• The input:

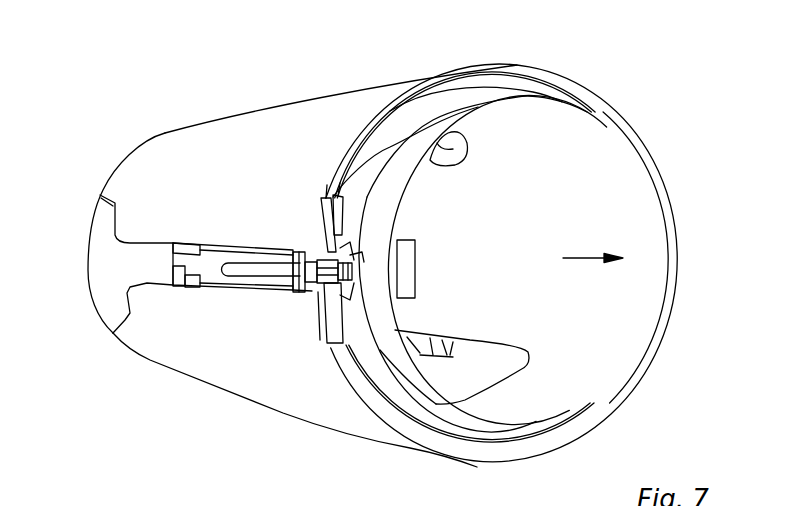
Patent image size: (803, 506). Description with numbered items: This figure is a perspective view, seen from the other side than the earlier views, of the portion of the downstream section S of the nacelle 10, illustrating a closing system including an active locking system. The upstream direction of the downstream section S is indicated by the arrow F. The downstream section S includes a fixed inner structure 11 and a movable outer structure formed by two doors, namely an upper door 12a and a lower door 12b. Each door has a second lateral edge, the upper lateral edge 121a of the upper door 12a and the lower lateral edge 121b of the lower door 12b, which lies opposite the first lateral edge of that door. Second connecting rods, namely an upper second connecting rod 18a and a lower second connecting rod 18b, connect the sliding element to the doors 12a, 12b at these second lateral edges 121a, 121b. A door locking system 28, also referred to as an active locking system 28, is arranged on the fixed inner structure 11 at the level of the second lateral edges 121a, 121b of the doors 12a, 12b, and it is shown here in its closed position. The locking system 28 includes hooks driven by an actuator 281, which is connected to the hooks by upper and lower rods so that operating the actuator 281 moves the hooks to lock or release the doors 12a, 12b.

The device 10 is at (266, 106).
The fixed inner structure 11 is at (438, 125).
The upper door 12a is at (165, 153).
The lower door 12b is at (203, 373).
The upper lateral edge 121a is at (190, 244).
The lower lateral edge 121b is at (228, 283).
The upper second connecting rod 18a is at (277, 247).
The lower second connecting rod 18b is at (287, 291).
The door locking system 28 is at (363, 251).
The actuator 281 is at (396, 379).
The downstream section S is at (606, 94).
The arrow F is at (582, 257).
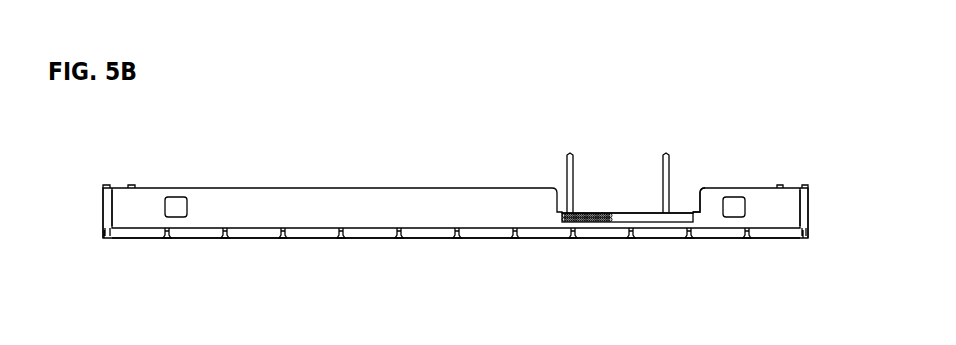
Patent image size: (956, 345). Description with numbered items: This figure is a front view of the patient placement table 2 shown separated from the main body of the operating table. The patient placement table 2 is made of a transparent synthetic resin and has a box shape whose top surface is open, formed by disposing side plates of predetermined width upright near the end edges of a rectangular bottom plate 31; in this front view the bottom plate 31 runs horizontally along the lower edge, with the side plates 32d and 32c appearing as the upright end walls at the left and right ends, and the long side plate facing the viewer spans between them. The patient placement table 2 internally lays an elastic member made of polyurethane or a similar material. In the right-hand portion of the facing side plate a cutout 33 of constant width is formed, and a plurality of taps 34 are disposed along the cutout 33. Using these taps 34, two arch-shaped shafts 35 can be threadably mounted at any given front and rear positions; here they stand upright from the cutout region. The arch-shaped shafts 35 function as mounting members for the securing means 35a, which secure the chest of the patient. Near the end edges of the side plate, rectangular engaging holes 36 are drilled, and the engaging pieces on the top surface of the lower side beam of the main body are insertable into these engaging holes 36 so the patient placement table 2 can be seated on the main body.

The patient placement table 2 is at (773, 98).
The bottom plate 31 is at (363, 239).
The side plate 32c is at (808, 205).
The side plate 32d is at (102, 208).
The cutout 33 is at (696, 193).
The tap 34 is at (600, 212).
The arch-shaped shaft 35 is at (570, 153).
The securing means 35a is at (666, 153).
The engaging hole 36 is at (173, 200).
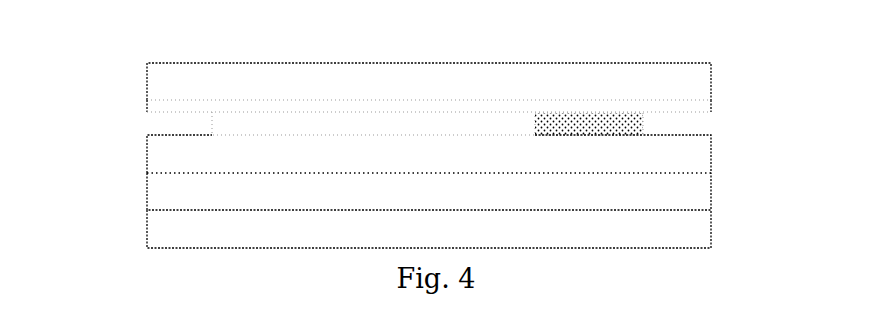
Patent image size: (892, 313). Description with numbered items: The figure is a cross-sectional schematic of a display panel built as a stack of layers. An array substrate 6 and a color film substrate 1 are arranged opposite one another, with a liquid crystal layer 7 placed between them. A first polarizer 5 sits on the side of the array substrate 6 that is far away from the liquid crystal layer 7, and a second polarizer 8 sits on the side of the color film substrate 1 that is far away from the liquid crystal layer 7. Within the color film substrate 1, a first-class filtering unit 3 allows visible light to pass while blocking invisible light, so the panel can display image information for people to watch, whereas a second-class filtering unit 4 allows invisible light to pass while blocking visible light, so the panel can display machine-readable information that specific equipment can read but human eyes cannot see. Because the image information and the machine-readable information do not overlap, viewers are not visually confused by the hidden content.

The color film substrate 1 is at (147, 108).
The first-class filtering unit 3 is at (353, 122).
The second-class filtering unit 4 is at (599, 115).
The first polarizer 5 is at (712, 235).
The array substrate 6 is at (147, 197).
The liquid crystal layer 7 is at (712, 153).
The second polarizer 8 is at (712, 88).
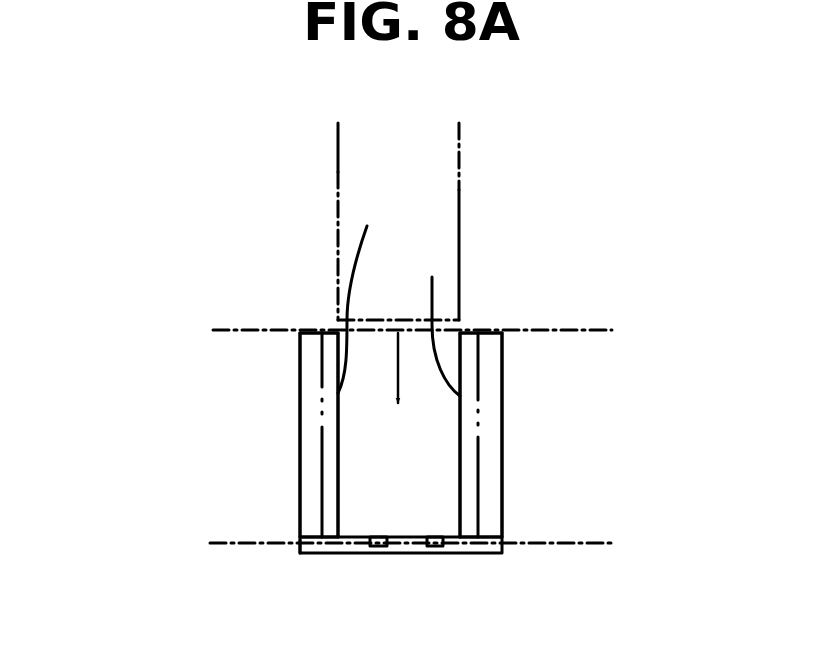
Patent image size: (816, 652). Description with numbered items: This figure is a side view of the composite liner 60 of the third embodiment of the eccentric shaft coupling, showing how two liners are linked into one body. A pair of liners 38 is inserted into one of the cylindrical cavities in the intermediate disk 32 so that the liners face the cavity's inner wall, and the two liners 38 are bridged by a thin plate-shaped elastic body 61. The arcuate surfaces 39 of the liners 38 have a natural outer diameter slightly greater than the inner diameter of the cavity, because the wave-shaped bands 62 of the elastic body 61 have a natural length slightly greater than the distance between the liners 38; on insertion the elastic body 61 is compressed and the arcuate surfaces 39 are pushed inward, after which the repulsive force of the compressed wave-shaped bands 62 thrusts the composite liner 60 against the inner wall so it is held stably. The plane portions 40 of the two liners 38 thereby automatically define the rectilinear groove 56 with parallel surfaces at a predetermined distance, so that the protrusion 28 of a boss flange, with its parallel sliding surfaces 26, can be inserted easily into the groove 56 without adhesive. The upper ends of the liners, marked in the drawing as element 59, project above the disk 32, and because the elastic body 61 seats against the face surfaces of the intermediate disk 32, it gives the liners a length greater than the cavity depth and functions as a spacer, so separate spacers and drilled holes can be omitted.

The sliding surface 26 is at (337, 163).
The protrusion 28 is at (355, 323).
The intermediate disk 32 is at (595, 547).
The liner 38 is at (300, 428).
The arcuate surface 39 is at (299, 465).
The plane portion 40 is at (399, 292).
The rectilinear groove 56 is at (423, 458).
The top end of side wall 59 is at (307, 330).
The composite liner 60 is at (552, 272).
The plate-shaped elastic body 61 is at (298, 552).
The wave-shaped band 62 is at (395, 557).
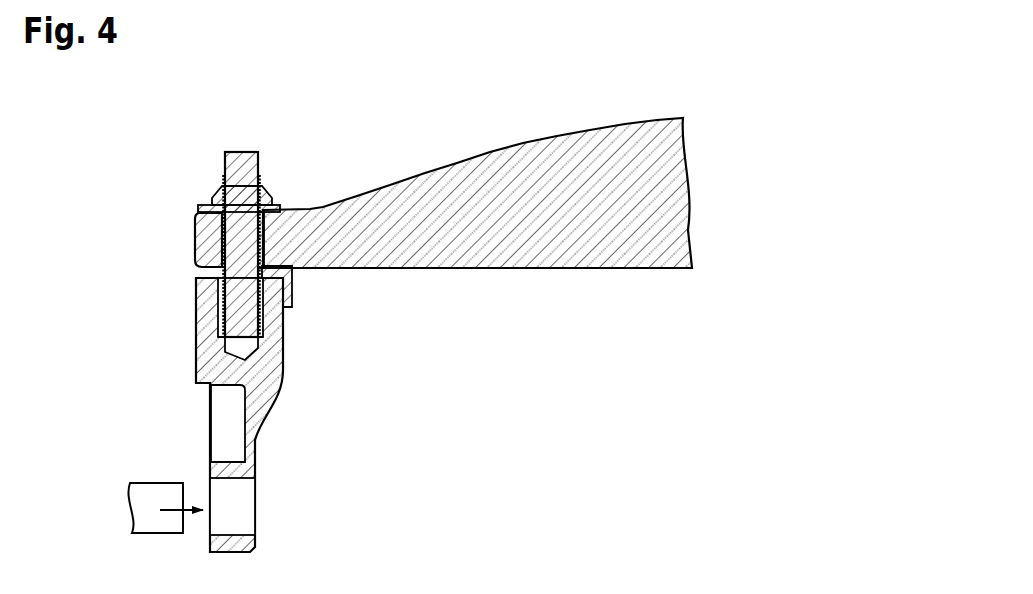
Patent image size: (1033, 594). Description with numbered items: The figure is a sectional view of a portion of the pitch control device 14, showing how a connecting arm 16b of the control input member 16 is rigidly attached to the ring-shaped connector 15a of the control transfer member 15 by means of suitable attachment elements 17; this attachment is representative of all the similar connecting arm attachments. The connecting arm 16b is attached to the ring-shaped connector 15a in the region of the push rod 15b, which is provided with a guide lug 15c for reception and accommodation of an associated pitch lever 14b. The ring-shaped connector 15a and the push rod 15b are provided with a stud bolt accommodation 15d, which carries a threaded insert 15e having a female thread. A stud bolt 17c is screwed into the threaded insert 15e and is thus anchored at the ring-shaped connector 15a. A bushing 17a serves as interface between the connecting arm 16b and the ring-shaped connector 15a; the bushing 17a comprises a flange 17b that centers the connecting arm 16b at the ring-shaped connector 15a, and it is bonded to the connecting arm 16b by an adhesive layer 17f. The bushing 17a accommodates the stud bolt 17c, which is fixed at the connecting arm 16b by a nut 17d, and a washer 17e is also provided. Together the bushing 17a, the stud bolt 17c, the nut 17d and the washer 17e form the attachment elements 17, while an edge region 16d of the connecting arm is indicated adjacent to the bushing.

The pitch control device 14 is at (160, 155).
The pitch lever 14b is at (145, 511).
The control transfer member 15 is at (294, 369).
The ring-shaped connector 15a is at (203, 300).
The push rod 15b is at (203, 358).
The guide lug 15c is at (240, 520).
The stud bolt accommodation 15d is at (244, 352).
The threaded insert 15e is at (240, 350).
The control input member 16 is at (544, 132).
The connecting arm 16b is at (572, 240).
The bracket edge 16d is at (274, 232).
The attachment elements 17 is at (270, 176).
The bushing 17a is at (200, 276).
The flange 17b is at (296, 300).
The stud bolt 17c is at (236, 152).
The nut 17d is at (216, 196).
The washer 17e is at (205, 208).
The adhesive layer 17f is at (278, 252).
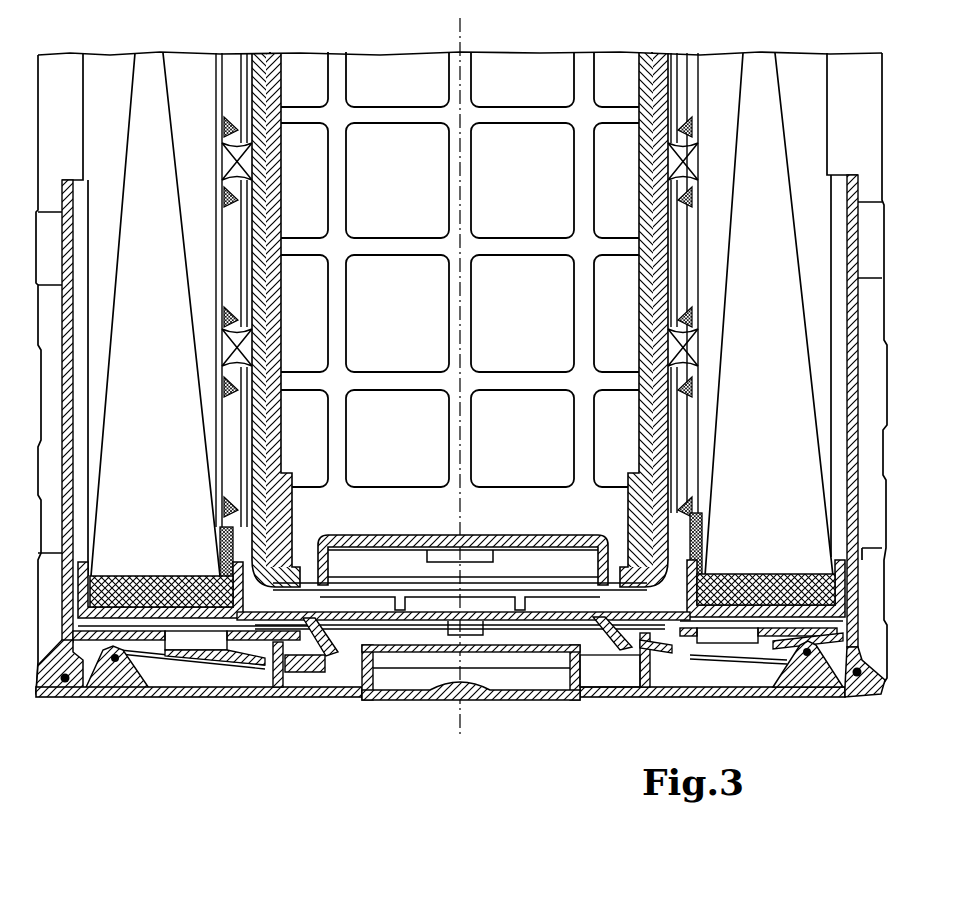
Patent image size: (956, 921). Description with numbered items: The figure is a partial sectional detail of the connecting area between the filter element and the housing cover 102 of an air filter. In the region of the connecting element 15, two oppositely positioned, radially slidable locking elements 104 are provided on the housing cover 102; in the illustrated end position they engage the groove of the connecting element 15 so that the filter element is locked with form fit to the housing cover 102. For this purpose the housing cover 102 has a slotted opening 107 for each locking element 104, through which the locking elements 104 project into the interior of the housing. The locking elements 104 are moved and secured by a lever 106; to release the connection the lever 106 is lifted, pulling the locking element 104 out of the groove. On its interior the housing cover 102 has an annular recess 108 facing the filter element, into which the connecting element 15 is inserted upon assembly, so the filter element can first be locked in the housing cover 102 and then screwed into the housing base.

The connecting element 15 is at (316, 664).
The housing cover 102 is at (393, 701).
The locking element 104 is at (626, 631).
The lever 106 is at (823, 672).
The slotted opening 107 is at (294, 630).
The annular recess 108 is at (610, 684).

• Exercise brief: Rewrite the records from their start through the line that contains "The arrow F is at (582, 257).", both ends included, putting "oblique view" in place of "perspective view" and keeping everything else the same. Leave the pictures out.

• Written answer:
Patent image size: (803, 506). Description with numbered items: This figure is a oblique view, seen from the other side than the earlier views, of the portion of the downstream section S of the nacelle 10, illustrating a closing system including an active locking system. The upstream direction of the downstream section S is indicated by the arrow F. The downstream section S includes a fixed inner structure 11 and a movable outer structure formed by two doors, namely an upper door 12a and a lower door 12b. Each door has a second lateral edge, the upper lateral edge 121a of the upper door 12a and the lower lateral edge 121b of the lower door 12b, which lies opposite the first lateral edge of that door. Second connecting rods, namely an upper second connecting rod 18a and a lower second connecting rod 18b, connect the sliding element to the doors 12a, 12b at these second lateral edges 121a, 121b. A door locking system 28, also referred to as an active locking system 28, is arranged on the fixed inner structure 11 at the level of the second lateral edges 121a, 121b of the doors 12a, 12b, and it is shown here in its closed position. The locking system 28 includes hooks driven by an actuator 281, which is connected to the hooks by upper and lower rods so that operating the actuator 281 moves the hooks to lock or release the doors 12a, 12b.

The device 10 is at (266, 106).
The fixed inner structure 11 is at (438, 125).
The upper door 12a is at (165, 153).
The lower door 12b is at (203, 373).
The upper lateral edge 121a is at (190, 244).
The lower lateral edge 121b is at (228, 283).
The upper second connecting rod 18a is at (277, 247).
The lower second connecting rod 18b is at (287, 291).
The door locking system 28 is at (363, 251).
The actuator 281 is at (396, 379).
The downstream section S is at (606, 94).
The arrow F is at (582, 257).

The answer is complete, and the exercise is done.